» **Record extracts**

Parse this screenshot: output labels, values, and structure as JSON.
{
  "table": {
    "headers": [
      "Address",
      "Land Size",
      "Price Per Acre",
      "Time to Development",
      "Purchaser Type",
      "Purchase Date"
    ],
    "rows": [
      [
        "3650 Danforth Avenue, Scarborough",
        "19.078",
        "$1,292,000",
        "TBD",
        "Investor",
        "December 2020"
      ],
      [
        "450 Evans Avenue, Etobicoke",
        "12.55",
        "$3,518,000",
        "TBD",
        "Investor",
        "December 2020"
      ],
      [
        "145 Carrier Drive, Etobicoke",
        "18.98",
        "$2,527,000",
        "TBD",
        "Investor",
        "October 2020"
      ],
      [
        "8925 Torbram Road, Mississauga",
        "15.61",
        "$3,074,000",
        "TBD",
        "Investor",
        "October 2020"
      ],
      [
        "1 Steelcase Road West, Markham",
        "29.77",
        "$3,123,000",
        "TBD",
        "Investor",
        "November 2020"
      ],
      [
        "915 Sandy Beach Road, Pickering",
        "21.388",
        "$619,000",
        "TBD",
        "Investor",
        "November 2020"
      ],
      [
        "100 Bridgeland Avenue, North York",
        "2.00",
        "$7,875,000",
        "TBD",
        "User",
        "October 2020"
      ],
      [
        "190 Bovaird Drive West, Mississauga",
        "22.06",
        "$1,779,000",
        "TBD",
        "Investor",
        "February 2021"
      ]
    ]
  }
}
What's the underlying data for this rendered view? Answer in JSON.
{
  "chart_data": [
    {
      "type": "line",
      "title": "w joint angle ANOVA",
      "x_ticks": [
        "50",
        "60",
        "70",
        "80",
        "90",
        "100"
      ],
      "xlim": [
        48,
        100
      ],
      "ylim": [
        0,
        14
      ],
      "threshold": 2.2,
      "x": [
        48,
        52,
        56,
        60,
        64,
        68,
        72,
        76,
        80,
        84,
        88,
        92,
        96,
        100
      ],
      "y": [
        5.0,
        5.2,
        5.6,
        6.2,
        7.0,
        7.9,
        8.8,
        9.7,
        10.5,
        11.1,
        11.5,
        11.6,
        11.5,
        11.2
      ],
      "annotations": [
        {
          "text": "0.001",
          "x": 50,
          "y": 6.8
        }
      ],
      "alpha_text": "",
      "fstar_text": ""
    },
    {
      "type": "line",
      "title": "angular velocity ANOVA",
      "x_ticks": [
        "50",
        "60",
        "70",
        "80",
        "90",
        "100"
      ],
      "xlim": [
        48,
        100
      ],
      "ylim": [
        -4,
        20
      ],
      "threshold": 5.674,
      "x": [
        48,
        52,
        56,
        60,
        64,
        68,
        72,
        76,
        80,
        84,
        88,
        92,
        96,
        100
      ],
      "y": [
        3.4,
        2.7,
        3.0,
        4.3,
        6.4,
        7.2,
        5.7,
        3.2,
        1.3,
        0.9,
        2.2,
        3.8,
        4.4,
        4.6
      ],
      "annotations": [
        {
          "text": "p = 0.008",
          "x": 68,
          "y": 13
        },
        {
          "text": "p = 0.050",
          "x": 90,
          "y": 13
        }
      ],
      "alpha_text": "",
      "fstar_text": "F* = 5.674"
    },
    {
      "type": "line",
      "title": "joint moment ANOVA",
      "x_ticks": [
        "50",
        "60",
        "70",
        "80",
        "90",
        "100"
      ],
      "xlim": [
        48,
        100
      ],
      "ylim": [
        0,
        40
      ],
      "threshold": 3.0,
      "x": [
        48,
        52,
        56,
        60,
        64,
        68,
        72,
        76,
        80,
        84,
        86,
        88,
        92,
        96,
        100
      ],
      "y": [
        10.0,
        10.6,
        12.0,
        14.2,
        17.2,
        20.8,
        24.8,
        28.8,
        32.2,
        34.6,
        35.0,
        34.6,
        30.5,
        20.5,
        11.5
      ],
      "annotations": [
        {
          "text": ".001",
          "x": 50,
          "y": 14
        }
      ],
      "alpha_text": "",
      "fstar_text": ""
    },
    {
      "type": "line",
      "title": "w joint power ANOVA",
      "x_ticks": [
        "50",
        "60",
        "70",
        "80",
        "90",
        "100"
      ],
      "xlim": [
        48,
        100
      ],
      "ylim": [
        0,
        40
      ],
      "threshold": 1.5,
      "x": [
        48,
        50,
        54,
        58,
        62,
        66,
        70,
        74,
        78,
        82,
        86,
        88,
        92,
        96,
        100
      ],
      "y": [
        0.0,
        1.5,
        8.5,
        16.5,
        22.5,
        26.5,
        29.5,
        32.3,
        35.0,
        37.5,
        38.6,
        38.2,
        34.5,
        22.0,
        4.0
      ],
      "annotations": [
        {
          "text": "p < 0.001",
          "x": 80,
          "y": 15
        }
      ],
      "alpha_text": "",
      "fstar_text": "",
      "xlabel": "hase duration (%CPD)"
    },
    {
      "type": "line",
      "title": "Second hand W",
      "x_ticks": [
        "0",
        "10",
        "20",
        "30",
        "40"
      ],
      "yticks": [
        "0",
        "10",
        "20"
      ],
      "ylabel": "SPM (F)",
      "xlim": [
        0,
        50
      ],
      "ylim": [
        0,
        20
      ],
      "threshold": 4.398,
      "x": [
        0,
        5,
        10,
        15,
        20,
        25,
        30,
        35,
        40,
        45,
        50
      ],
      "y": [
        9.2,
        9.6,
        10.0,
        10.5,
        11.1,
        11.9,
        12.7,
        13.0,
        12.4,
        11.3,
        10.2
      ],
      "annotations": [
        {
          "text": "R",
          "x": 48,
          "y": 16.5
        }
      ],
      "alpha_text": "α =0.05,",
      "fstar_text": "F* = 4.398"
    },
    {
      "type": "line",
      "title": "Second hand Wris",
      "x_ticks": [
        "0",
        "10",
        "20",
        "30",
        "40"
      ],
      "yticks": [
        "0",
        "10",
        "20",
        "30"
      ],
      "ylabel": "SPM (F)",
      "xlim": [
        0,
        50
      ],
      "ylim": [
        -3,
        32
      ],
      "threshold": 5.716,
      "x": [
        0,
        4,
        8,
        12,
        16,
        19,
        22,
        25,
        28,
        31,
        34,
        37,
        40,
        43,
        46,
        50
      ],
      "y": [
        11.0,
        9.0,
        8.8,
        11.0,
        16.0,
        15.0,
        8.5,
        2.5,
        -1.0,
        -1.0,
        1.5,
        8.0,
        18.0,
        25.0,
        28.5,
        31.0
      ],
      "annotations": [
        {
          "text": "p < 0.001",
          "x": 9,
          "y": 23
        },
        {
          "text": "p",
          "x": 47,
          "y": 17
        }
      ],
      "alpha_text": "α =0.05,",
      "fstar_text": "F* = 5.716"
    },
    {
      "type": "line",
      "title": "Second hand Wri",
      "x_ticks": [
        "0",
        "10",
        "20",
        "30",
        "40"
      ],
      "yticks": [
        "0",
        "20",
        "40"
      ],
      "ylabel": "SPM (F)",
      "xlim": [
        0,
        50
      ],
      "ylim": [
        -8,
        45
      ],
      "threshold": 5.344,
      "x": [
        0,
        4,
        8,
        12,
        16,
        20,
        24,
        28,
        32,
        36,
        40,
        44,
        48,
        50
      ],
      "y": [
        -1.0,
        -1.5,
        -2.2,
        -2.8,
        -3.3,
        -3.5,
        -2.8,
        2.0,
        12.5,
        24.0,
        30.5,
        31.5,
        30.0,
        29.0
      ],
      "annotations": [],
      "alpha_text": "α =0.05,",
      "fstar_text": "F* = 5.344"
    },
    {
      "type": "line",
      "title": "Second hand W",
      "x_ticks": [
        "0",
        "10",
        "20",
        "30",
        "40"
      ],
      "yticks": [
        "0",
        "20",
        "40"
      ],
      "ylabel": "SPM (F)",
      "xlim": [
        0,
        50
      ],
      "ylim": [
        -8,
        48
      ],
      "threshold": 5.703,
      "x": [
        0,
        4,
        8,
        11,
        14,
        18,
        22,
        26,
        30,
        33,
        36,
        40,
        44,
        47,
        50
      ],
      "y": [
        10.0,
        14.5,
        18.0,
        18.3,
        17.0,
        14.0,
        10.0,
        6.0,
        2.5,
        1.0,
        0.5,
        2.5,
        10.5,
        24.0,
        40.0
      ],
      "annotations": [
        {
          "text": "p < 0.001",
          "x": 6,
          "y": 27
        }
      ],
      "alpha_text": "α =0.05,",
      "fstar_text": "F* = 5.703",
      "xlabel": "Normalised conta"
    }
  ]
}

» **Aim of the exercise**
Tally the lines in the records above that contain the word "Drive", and give only that number.

» **Answer to the task**
2